Exercise requirements: Omit the pictures and return every entry exactly as written.

━━━━━ Dataset records

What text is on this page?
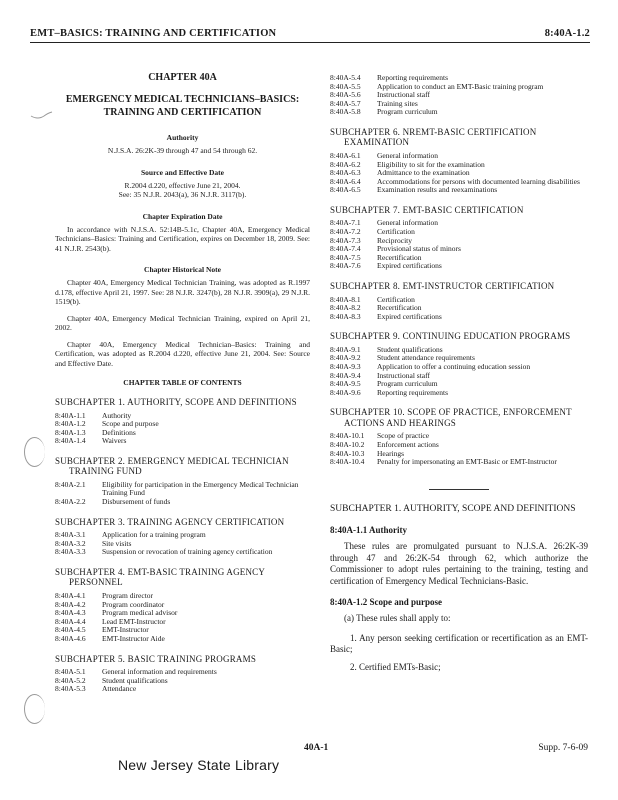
EMT–BASICS: TRAINING AND CERTIFICATION	8:40A-1.2
CHAPTER 40A
EMERGENCY MEDICAL TECHNICIANS–BASICS: TRAINING AND CERTIFICATION
Authority
N.J.S.A. 26:2K-39 through 47 and 54 through 62.
Source and Effective Date
R.2004 d.220, effective June 21, 2004.
See: 35 N.J.R. 2043(a), 36 N.J.R. 3117(b).
Chapter Expiration Date
In accordance with N.J.S.A. 52:14B-5.1c, Chapter 40A, Emergency Medical Technicians–Basics: Training and Certification, expires on December 18, 2009. See: 41 N.J.R. 2543(b).
Chapter Historical Note
Chapter 40A, Emergency Medical Technician Training, was adopted as R.1997 d.178, effective April 21, 1997. See: 28 N.J.R. 3247(b), 28 N.J.R. 3909(a), 29 N.J.R. 1519(b).
Chapter 40A, Emergency Medical Technician Training, expired on April 21, 2002.
Chapter 40A, Emergency Medical Technician–Basics: Training and Certification, was adopted as R.2004 d.220, effective June 21, 2004. See: Source and Effective Date.
CHAPTER TABLE OF CONTENTS
SUBCHAPTER 1. AUTHORITY, SCOPE AND DEFINITIONS
8:40A-1.1	Authority
8:40A-1.2	Scope and purpose
8:40A-1.3	Definitions
8:40A-1.4	Waivers
SUBCHAPTER 2. EMERGENCY MEDICAL TECHNICIAN TRAINING FUND
8:40A-2.1	Eligibility for participation in the Emergency Medical Technician Training Fund
8:40A-2.2	Disbursement of funds
SUBCHAPTER 3. TRAINING AGENCY CERTIFICATION
8:40A-3.1	Application for a training program
8:40A-3.2	Site visits
8:40A-3.3	Suspension or revocation of training agency certification
SUBCHAPTER 4. EMT-BASIC TRAINING AGENCY PERSONNEL
8:40A-4.1	Program director
8:40A-4.2	Program coordinator
8:40A-4.3	Program medical advisor
8:40A-4.4	Lead EMT-Instructor
8:40A-4.5	EMT-Instructor
8:40A-4.6	EMT-Instructor Aide
SUBCHAPTER 5. BASIC TRAINING PROGRAMS
8:40A-5.1	General information and requirements
8:40A-5.2	Student qualifications
8:40A-5.3	Attendance
8:40A-5.4	Reporting requirements
8:40A-5.5	Application to conduct an EMT-Basic training program
8:40A-5.6	Instructional staff
8:40A-5.7	Training sites
8:40A-5.8	Program curriculum
SUBCHAPTER 6. NREMT-BASIC CERTIFICATION EXAMINATION
8:40A-6.1	General information
8:40A-6.2	Eligibility to sit for the examination
8:40A-6.3	Admittance to the examination
8:40A-6.4	Accommodations for persons with documented learning disabilities
8:40A-6.5	Examination results and reexaminations
SUBCHAPTER 7. EMT-BASIC CERTIFICATION
8:40A-7.1	General information
8:40A-7.2	Certification
8:40A-7.3	Reciprocity
8:40A-7.4	Provisional status of minors
8:40A-7.5	Recertification
8:40A-7.6	Expired certifications
SUBCHAPTER 8. EMT-INSTRUCTOR CERTIFICATION
8:40A-8.1	Certification
8:40A-8.2	Recertification
8:40A-8.3	Expired certifications
SUBCHAPTER 9. CONTINUING EDUCATION PROGRAMS
8:40A-9.1	Student qualifications
8:40A-9.2	Student attendance requirements
8:40A-9.3	Application to offer a continuing education session
8:40A-9.4	Instructional staff
8:40A-9.5	Program curriculum
8:40A-9.6	Reporting requirements
SUBCHAPTER 10. SCOPE OF PRACTICE, ENFORCEMENT ACTIONS AND HEARINGS
8:40A-10.1	Scope of practice
8:40A-10.2	Enforcement actions
8:40A-10.3	Hearings
8:40A-10.4	Penalty for impersonating an EMT-Basic or EMT-Instructor
SUBCHAPTER 1. AUTHORITY, SCOPE AND DEFINITIONS
8:40A-1.1 Authority
These rules are promulgated pursuant to N.J.S.A. 26:2K-39 through 47 and 26:2K-54 through 62, which authorize the Commissioner to adopt rules pertaining to the training, testing and certification of Emergency Medical Technicians-Basic.
8:40A-1.2 Scope and purpose
(a) These rules shall apply to:
1. Any person seeking certification or recertification as an EMT-Basic;
2. Certified EMTs-Basic;
40A-1	Supp. 7-6-09
New Jersey State Library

━━━━━━━━━━

Expected answer:
What text is on this page?
EMT–BASICS: TRAINING AND CERTIFICATION	8:40A-1.2
CHAPTER 40A
EMERGENCY MEDICAL TECHNICIANS–BASICS: TRAINING AND CERTIFICATION
Authority
N.J.S.A. 26:2K-39 through 47 and 54 through 62.
Source and Effective Date
R.2004 d.220, effective June 21, 2004.
See: 35 N.J.R. 2043(a), 36 N.J.R. 3117(b).
Chapter Expiration Date
In accordance with N.J.S.A. 52:14B-5.1c, Chapter 40A, Emergency Medical Technicians–Basics: Training and Certification, expires on December 18, 2009. See: 41 N.J.R. 2543(b).
Chapter Historical Note
Chapter 40A, Emergency Medical Technician Training, was adopted as R.1997 d.178, effective April 21, 1997. See: 28 N.J.R. 3247(b), 28 N.J.R. 3909(a), 29 N.J.R. 1519(b).
Chapter 40A, Emergency Medical Technician Training, expired on April 21, 2002.
Chapter 40A, Emergency Medical Technician–Basics: Training and Certification, was adopted as R.2004 d.220, effective June 21, 2004. See: Source and Effective Date.
CHAPTER TABLE OF CONTENTS
SUBCHAPTER 1. AUTHORITY, SCOPE AND DEFINITIONS
8:40A-1.1	Authority
8:40A-1.2	Scope and purpose
8:40A-1.3	Definitions
8:40A-1.4	Waivers
SUBCHAPTER 2. EMERGENCY MEDICAL TECHNICIAN TRAINING FUND
8:40A-2.1	Eligibility for participation in the Emergency Medical Technician Training Fund
8:40A-2.2	Disbursement of funds
SUBCHAPTER 3. TRAINING AGENCY CERTIFICATION
8:40A-3.1	Application for a training program
8:40A-3.2	Site visits
8:40A-3.3	Suspension or revocation of training agency certification
SUBCHAPTER 4. EMT-BASIC TRAINING AGENCY PERSONNEL
8:40A-4.1	Program director
8:40A-4.2	Program coordinator
8:40A-4.3	Program medical advisor
8:40A-4.4	Lead EMT-Instructor
8:40A-4.5	EMT-Instructor
8:40A-4.6	EMT-Instructor Aide
SUBCHAPTER 5. BASIC TRAINING PROGRAMS
8:40A-5.1	General information and requirements
8:40A-5.2	Student qualifications
8:40A-5.3	Attendance
8:40A-5.4	Reporting requirements
8:40A-5.5	Application to conduct an EMT-Basic training program
8:40A-5.6	Instructional staff
8:40A-5.7	Training sites
8:40A-5.8	Program curriculum
SUBCHAPTER 6. NREMT-BASIC CERTIFICATION EXAMINATION
8:40A-6.1	General information
8:40A-6.2	Eligibility to sit for the examination
8:40A-6.3	Admittance to the examination
8:40A-6.4	Accommodations for persons with documented learning disabilities
8:40A-6.5	Examination results and reexaminations
SUBCHAPTER 7. EMT-BASIC CERTIFICATION
8:40A-7.1	General information
8:40A-7.2	Certification
8:40A-7.3	Reciprocity
8:40A-7.4	Provisional status of minors
8:40A-7.5	Recertification
8:40A-7.6	Expired certifications
SUBCHAPTER 8. EMT-INSTRUCTOR CERTIFICATION
8:40A-8.1	Certification
8:40A-8.2	Recertification
8:40A-8.3	Expired certifications
SUBCHAPTER 9. CONTINUING EDUCATION PROGRAMS
8:40A-9.1	Student qualifications
8:40A-9.2	Student attendance requirements
8:40A-9.3	Application to offer a continuing education session
8:40A-9.4	Instructional staff
8:40A-9.5	Program curriculum
8:40A-9.6	Reporting requirements
SUBCHAPTER 10. SCOPE OF PRACTICE, ENFORCEMENT ACTIONS AND HEARINGS
8:40A-10.1	Scope of practice
8:40A-10.2	Enforcement actions
8:40A-10.3	Hearings
8:40A-10.4	Penalty for impersonating an EMT-Basic or EMT-Instructor
SUBCHAPTER 1. AUTHORITY, SCOPE AND DEFINITIONS
8:40A-1.1 Authority
These rules are promulgated pursuant to N.J.S.A. 26:2K-39 through 47 and 26:2K-54 through 62, which authorize the Commissioner to adopt rules pertaining to the training, testing and certification of Emergency Medical Technicians-Basic.
8:40A-1.2 Scope and purpose
(a) These rules shall apply to:
1. Any person seeking certification or recertification as an EMT-Basic;
2. Certified EMTs-Basic;
40A-1	Supp. 7-6-09
New Jersey State Library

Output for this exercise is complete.